■ **SHORT PROBLEM**: Print every line of the data below verbatim, with each character, space and bracket unchanged.

--- INPUT MATERIAL ---

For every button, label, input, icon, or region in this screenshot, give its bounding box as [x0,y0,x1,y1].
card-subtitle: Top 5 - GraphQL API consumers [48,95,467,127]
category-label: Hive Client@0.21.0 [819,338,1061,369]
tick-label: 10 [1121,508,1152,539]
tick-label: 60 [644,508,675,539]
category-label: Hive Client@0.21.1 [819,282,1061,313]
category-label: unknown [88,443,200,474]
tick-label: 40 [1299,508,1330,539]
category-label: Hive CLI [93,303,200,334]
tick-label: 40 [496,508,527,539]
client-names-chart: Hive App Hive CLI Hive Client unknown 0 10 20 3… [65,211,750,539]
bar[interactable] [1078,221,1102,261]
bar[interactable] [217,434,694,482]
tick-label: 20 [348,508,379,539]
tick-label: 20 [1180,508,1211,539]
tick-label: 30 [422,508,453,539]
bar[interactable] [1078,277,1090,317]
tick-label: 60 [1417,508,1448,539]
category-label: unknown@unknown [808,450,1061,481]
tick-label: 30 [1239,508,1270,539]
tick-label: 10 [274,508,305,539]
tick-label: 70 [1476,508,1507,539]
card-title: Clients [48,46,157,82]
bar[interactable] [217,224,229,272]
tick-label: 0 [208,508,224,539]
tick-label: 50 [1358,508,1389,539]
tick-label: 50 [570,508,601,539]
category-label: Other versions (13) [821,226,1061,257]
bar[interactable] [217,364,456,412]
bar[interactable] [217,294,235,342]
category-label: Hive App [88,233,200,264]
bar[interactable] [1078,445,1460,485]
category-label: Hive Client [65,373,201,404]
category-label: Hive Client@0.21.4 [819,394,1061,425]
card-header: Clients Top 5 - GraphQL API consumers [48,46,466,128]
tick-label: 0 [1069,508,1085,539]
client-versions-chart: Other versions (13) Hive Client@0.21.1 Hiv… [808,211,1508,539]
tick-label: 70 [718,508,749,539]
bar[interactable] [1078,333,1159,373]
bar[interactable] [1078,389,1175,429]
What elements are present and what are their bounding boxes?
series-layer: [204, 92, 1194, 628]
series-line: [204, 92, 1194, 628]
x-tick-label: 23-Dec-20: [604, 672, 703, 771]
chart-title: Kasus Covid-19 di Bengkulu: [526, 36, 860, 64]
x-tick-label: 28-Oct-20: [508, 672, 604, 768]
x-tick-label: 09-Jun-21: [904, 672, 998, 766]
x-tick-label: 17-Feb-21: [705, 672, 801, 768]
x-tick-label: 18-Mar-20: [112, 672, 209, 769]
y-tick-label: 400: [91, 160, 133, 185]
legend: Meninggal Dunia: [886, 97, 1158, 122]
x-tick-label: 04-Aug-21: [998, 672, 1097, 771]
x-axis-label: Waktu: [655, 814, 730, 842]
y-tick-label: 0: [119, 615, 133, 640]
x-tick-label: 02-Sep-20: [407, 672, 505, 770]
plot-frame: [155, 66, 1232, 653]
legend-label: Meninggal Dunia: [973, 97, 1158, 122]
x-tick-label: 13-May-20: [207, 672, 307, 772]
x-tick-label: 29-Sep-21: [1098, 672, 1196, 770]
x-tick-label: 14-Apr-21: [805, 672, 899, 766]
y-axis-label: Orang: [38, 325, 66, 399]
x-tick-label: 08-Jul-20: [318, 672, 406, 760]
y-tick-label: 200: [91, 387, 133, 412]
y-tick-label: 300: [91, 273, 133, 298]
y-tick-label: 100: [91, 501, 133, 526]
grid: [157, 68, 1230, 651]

---

■ **SOLUTION BELOW**:
For every button, label, input, icon, or region in this screenshot, give its bounding box as [x0,y0,x1,y1].
card-subtitle: Top 5 - GraphQL API consumers [48,95,467,127]
category-label: Hive Client@0.21.0 [819,338,1061,369]
tick-label: 10 [1121,508,1152,539]
tick-label: 60 [644,508,675,539]
category-label: Hive Client@0.21.1 [819,282,1061,313]
category-label: unknown [88,443,200,474]
tick-label: 40 [1299,508,1330,539]
category-label: Hive CLI [93,303,200,334]
tick-label: 40 [496,508,527,539]
client-names-chart: Hive App Hive CLI Hive Client unknown 0 10 20 3… [65,211,750,539]
bar[interactable] [1078,221,1102,261]
bar[interactable] [217,434,694,482]
tick-label: 20 [348,508,379,539]
tick-label: 20 [1180,508,1211,539]
tick-label: 30 [422,508,453,539]
bar[interactable] [1078,277,1090,317]
tick-label: 60 [1417,508,1448,539]
category-label: unknown@unknown [808,450,1061,481]
tick-label: 30 [1239,508,1270,539]
tick-label: 10 [274,508,305,539]
tick-label: 70 [1476,508,1507,539]
card-title: Clients [48,46,157,82]
bar[interactable] [217,224,229,272]
tick-label: 0 [208,508,224,539]
tick-label: 50 [1358,508,1389,539]
tick-label: 50 [570,508,601,539]
category-label: Other versions (13) [821,226,1061,257]
bar[interactable] [217,364,456,412]
bar[interactable] [217,294,235,342]
category-label: Hive App [88,233,200,264]
bar[interactable] [1078,445,1460,485]
category-label: Hive Client [65,373,201,404]
category-label: Hive Client@0.21.4 [819,394,1061,425]
card-header: Clients Top 5 - GraphQL API consumers [48,46,466,128]
tick-label: 0 [1069,508,1085,539]
client-versions-chart: Other versions (13) Hive Client@0.21.1 Hiv… [808,211,1508,539]
tick-label: 70 [718,508,749,539]
bar[interactable] [1078,333,1159,373]
bar[interactable] [1078,389,1175,429]
What elements are present and what are their bounding boxes?
series-layer: [204, 92, 1194, 628]
series-line: [204, 92, 1194, 628]
x-tick-label: 23-Dec-20: [604, 672, 703, 771]
chart-title: Kasus Covid-19 di Bengkulu: [526, 36, 860, 64]
x-tick-label: 28-Oct-20: [508, 672, 604, 768]
x-tick-label: 09-Jun-21: [904, 672, 998, 766]
x-tick-label: 17-Feb-21: [705, 672, 801, 768]
x-tick-label: 18-Mar-20: [112, 672, 209, 769]
y-tick-label: 400: [91, 160, 133, 185]
legend: Meninggal Dunia: [886, 97, 1158, 122]
x-tick-label: 04-Aug-21: [998, 672, 1097, 771]
x-axis-label: Waktu: [655, 814, 730, 842]
y-tick-label: 0: [119, 615, 133, 640]
x-tick-label: 02-Sep-20: [407, 672, 505, 770]
plot-frame: [155, 66, 1232, 653]
legend-label: Meninggal Dunia: [973, 97, 1158, 122]
x-tick-label: 13-May-20: [207, 672, 307, 772]
x-tick-label: 29-Sep-21: [1098, 672, 1196, 770]
x-tick-label: 14-Apr-21: [805, 672, 899, 766]
y-axis-label: Orang: [38, 325, 66, 399]
x-tick-label: 08-Jul-20: [318, 672, 406, 760]
y-tick-label: 200: [91, 387, 133, 412]
y-tick-label: 300: [91, 273, 133, 298]
y-tick-label: 100: [91, 501, 133, 526]
grid: [157, 68, 1230, 651]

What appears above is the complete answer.